[Short problem] Return the material word for word. Do not include the pictures.

Recorded data

——————

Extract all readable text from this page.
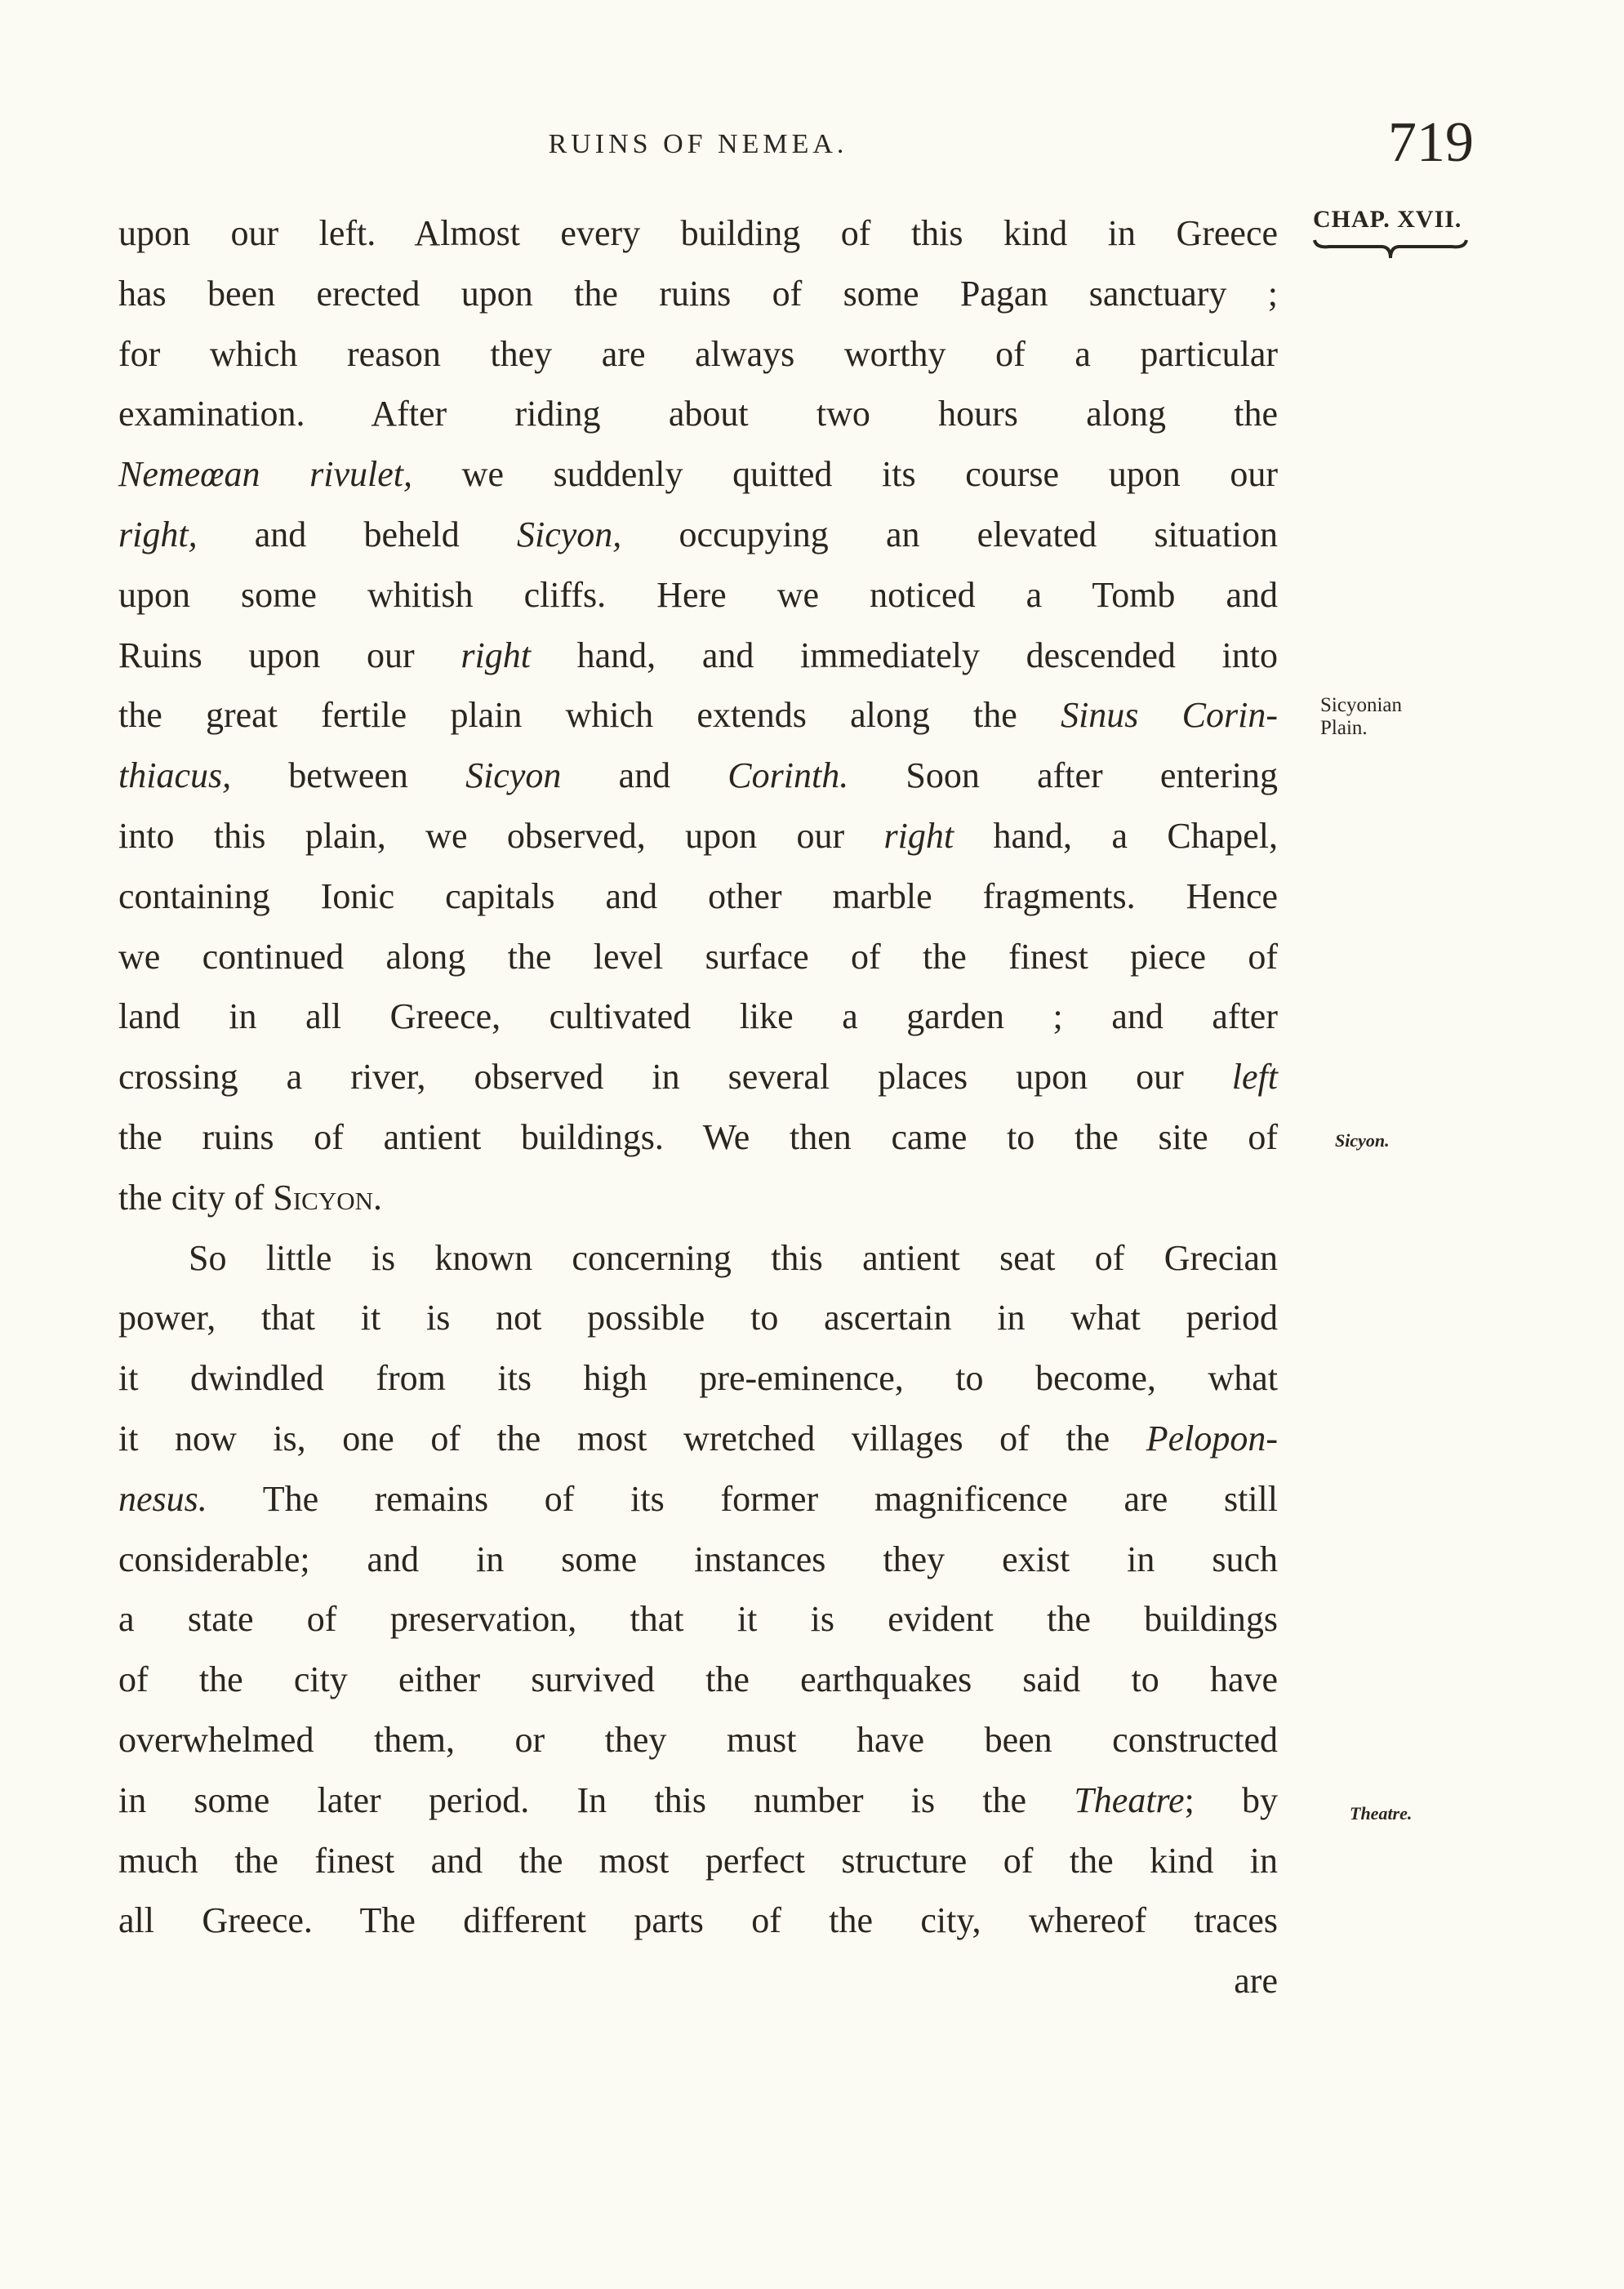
RUINS OF NEMEA.	719
CHAP. XVII.
Sicyonian Plain.
Sicyon.
Theatre.
upon our left. Almost every building of this kind in Greece
has been erected upon the ruins of some Pagan sanctuary ;
for which reason they are always worthy of a particular
examination. After riding about two hours along the
Nemeœan rivulet, we suddenly quitted its course upon our
right, and beheld Sicyon, occupying an elevated situation
upon some whitish cliffs. Here we noticed a Tomb and
Ruins upon our right hand, and immediately descended into
the great fertile plain which extends along the Sinus Corin-
thiacus, between Sicyon and Corinth. Soon after entering
into this plain, we observed, upon our right hand, a Chapel,
containing Ionic capitals and other marble fragments. Hence
we continued along the level surface of the finest piece of
land in all Greece, cultivated like a garden ; and after
crossing a river, observed in several places upon our left
the ruins of antient buildings. We then came to the site of
the city of Sicyon.
So little is known concerning this antient seat of Grecian
power, that it is not possible to ascertain in what period
it dwindled from its high pre-eminence, to become, what
it now is, one of the most wretched villages of the Pelopon-
nesus. The remains of its former magnificence are still
considerable; and in some instances they exist in such
a state of preservation, that it is evident the buildings
of the city either survived the earthquakes said to have
overwhelmed them, or they must have been constructed
in some later period. In this number is the Theatre; by
much the finest and the most perfect structure of the kind in
all Greece. The different parts of the city, whereof traces
are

——————

[Solved problem]
Extract all readable text from this page.
RUINS OF NEMEA.	719
CHAP. XVII.
Sicyonian Plain.
Sicyon.
Theatre.
upon our left. Almost every building of this kind in Greece
has been erected upon the ruins of some Pagan sanctuary ;
for which reason they are always worthy of a particular
examination. After riding about two hours along the
Nemeœan rivulet, we suddenly quitted its course upon our
right, and beheld Sicyon, occupying an elevated situation
upon some whitish cliffs. Here we noticed a Tomb and
Ruins upon our right hand, and immediately descended into
the great fertile plain which extends along the Sinus Corin-
thiacus, between Sicyon and Corinth. Soon after entering
into this plain, we observed, upon our right hand, a Chapel,
containing Ionic capitals and other marble fragments. Hence
we continued along the level surface of the finest piece of
land in all Greece, cultivated like a garden ; and after
crossing a river, observed in several places upon our left
the ruins of antient buildings. We then came to the site of
the city of Sicyon.
So little is known concerning this antient seat of Grecian
power, that it is not possible to ascertain in what period
it dwindled from its high pre-eminence, to become, what
it now is, one of the most wretched villages of the Pelopon-
nesus. The remains of its former magnificence are still
considerable; and in some instances they exist in such
a state of preservation, that it is evident the buildings
of the city either survived the earthquakes said to have
overwhelmed them, or they must have been constructed
in some later period. In this number is the Theatre; by
much the finest and the most perfect structure of the kind in
all Greece. The different parts of the city, whereof traces
are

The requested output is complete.